DIRECTIVE
Among the entries below, count the lines where the string "Doping" occurs, and give only the number.
──────── DATA SUPPLIED
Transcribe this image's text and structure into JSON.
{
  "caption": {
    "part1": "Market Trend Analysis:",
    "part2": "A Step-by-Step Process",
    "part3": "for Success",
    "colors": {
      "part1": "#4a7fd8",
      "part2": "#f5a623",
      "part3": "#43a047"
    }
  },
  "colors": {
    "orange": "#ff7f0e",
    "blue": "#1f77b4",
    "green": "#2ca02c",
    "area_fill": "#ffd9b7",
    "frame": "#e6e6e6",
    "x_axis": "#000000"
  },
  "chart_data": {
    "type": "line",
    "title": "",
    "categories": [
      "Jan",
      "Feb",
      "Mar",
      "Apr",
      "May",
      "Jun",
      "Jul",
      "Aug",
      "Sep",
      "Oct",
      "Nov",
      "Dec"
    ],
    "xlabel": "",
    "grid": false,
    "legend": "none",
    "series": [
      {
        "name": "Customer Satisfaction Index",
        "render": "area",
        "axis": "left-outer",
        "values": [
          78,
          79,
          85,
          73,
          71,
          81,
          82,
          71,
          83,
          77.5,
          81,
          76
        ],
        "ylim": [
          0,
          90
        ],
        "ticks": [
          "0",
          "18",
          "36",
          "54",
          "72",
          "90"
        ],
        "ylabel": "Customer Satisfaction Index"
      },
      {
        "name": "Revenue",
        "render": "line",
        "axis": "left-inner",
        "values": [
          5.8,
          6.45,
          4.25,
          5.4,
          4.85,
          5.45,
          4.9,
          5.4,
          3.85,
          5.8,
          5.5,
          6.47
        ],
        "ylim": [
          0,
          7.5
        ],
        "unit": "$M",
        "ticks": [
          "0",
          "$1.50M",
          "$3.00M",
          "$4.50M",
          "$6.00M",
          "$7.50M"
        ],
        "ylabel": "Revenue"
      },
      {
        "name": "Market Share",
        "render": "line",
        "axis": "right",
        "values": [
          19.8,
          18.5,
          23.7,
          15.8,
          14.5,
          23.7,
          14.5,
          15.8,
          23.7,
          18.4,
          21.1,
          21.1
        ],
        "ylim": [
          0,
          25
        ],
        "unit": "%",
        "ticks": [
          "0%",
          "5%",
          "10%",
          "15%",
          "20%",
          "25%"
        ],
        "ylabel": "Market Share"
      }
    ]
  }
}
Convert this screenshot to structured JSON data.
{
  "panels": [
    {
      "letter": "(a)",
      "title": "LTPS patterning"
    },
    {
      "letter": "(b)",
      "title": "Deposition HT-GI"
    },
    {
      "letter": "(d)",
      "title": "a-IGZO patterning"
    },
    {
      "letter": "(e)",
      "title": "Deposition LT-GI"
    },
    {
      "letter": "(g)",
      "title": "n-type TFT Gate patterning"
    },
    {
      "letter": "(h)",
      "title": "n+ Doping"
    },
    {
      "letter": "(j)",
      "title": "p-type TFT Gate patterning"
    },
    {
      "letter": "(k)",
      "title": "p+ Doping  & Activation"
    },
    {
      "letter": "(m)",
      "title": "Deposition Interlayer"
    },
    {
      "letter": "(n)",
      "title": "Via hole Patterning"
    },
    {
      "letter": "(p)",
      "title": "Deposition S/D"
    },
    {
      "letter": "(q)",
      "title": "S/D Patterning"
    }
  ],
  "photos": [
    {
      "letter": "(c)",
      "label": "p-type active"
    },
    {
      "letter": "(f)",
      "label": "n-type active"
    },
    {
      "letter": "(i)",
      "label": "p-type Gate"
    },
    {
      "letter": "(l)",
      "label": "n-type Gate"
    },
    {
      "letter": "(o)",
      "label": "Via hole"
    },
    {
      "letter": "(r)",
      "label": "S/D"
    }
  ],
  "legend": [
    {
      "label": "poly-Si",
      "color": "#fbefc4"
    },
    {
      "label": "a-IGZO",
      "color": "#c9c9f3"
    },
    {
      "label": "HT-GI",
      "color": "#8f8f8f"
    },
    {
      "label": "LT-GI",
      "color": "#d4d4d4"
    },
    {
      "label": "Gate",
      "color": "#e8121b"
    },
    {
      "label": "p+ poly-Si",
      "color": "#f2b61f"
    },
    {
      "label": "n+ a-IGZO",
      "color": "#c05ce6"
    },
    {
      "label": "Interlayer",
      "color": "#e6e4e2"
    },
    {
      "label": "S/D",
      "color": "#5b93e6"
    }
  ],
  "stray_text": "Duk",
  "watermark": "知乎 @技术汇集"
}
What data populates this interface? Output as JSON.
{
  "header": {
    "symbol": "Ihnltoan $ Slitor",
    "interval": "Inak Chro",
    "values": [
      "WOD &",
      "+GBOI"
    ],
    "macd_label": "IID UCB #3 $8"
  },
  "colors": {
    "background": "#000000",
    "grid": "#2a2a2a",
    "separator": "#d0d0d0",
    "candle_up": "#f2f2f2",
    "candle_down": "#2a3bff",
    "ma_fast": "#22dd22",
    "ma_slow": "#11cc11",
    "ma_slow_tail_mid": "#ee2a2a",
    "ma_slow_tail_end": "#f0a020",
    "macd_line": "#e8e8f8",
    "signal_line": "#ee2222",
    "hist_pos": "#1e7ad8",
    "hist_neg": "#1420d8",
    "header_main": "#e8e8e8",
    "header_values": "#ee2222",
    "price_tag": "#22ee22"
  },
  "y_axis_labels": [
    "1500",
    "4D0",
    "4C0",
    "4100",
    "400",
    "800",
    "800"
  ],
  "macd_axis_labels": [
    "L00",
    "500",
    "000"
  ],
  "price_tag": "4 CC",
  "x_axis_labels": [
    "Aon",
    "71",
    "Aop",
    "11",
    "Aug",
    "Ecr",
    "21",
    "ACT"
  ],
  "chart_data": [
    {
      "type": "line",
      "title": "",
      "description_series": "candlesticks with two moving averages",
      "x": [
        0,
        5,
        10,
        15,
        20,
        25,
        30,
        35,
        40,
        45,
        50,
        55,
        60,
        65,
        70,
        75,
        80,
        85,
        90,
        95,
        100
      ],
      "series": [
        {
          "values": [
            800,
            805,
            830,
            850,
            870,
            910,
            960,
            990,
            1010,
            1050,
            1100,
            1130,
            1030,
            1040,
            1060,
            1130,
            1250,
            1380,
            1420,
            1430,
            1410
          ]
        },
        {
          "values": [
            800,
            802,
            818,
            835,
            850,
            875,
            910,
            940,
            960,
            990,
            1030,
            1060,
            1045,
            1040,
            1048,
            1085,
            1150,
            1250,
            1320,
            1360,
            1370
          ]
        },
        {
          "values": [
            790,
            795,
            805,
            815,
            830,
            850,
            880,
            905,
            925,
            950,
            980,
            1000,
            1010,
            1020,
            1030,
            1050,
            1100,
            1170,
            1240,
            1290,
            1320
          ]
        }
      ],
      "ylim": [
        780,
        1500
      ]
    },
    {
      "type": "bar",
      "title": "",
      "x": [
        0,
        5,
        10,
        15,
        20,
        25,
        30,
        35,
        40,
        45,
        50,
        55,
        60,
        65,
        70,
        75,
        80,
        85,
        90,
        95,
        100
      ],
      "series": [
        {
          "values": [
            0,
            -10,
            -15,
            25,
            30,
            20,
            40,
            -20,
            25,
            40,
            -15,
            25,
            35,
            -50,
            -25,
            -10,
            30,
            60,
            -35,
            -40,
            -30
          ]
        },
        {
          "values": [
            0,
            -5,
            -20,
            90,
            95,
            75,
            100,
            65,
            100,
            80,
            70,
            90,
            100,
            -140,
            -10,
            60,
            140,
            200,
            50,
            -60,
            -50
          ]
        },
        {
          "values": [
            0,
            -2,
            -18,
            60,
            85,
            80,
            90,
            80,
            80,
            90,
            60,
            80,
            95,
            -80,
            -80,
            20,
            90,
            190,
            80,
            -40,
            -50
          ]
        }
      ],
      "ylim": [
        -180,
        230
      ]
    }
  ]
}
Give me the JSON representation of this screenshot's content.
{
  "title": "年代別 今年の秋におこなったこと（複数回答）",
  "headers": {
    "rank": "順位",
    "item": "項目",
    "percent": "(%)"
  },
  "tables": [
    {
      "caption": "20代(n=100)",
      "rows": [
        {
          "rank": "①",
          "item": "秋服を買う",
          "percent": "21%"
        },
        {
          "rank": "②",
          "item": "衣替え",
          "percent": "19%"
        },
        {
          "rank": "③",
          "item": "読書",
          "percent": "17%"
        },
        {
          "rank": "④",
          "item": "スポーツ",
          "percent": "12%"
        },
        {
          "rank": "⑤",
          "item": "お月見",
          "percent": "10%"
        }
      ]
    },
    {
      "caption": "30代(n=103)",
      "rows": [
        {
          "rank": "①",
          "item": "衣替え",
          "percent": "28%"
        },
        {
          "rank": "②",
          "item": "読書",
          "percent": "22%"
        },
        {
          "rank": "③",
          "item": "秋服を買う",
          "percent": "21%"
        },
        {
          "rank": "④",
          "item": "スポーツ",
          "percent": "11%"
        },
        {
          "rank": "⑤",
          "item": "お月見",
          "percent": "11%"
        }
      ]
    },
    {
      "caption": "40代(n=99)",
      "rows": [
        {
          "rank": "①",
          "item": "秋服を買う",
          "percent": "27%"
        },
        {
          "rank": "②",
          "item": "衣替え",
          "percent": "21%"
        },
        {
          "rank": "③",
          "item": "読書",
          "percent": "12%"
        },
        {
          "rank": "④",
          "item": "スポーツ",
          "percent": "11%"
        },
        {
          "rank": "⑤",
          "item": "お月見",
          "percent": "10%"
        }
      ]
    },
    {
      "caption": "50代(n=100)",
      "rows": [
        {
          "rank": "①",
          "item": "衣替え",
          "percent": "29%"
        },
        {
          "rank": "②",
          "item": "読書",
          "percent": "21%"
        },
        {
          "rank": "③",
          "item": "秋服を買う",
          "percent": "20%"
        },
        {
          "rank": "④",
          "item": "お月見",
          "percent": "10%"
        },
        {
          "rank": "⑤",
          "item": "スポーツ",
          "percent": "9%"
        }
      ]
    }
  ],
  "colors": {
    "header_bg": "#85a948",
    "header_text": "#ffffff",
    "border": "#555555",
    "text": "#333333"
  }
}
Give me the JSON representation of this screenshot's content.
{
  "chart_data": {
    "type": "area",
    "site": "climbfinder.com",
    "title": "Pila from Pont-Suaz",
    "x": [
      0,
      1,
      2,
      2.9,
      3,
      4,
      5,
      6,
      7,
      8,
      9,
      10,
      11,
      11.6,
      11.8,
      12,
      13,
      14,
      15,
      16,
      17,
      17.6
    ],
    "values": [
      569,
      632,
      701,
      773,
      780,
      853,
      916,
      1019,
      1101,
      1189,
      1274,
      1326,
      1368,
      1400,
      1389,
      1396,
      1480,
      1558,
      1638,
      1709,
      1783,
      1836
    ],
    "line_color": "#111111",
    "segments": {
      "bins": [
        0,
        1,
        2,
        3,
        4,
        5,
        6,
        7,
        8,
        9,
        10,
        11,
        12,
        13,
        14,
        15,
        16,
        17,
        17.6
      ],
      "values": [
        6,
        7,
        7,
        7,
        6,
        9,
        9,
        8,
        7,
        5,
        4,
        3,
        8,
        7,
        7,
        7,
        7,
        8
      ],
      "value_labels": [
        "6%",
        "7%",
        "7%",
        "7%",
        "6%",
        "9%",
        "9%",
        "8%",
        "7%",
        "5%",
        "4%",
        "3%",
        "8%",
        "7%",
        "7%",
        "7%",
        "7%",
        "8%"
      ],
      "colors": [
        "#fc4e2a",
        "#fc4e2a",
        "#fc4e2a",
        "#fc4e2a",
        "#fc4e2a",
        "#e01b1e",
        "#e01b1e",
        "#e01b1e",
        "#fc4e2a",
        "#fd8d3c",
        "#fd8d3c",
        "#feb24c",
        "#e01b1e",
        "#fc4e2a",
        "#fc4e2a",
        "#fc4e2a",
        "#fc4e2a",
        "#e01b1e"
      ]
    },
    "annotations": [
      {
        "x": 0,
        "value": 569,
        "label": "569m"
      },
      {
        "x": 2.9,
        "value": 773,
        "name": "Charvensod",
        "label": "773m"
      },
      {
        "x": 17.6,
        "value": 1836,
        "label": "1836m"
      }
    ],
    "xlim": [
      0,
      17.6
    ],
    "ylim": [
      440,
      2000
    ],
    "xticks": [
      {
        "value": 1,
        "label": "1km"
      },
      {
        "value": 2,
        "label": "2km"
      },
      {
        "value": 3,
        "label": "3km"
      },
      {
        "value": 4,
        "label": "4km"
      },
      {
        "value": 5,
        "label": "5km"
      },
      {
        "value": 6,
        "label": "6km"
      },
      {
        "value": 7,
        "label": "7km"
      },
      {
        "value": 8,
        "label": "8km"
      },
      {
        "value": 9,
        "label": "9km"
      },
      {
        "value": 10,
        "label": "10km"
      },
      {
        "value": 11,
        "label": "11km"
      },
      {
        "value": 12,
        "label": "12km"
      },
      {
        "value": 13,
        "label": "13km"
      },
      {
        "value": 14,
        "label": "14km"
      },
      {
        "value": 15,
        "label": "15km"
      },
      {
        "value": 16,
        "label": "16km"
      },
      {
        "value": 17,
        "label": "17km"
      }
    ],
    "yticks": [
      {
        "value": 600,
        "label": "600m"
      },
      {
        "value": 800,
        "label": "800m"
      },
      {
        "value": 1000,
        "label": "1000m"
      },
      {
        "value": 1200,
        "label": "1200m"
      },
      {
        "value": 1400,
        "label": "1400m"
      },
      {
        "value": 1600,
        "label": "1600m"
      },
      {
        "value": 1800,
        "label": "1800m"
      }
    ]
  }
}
────────────────
EXERCISE RESPONSE
2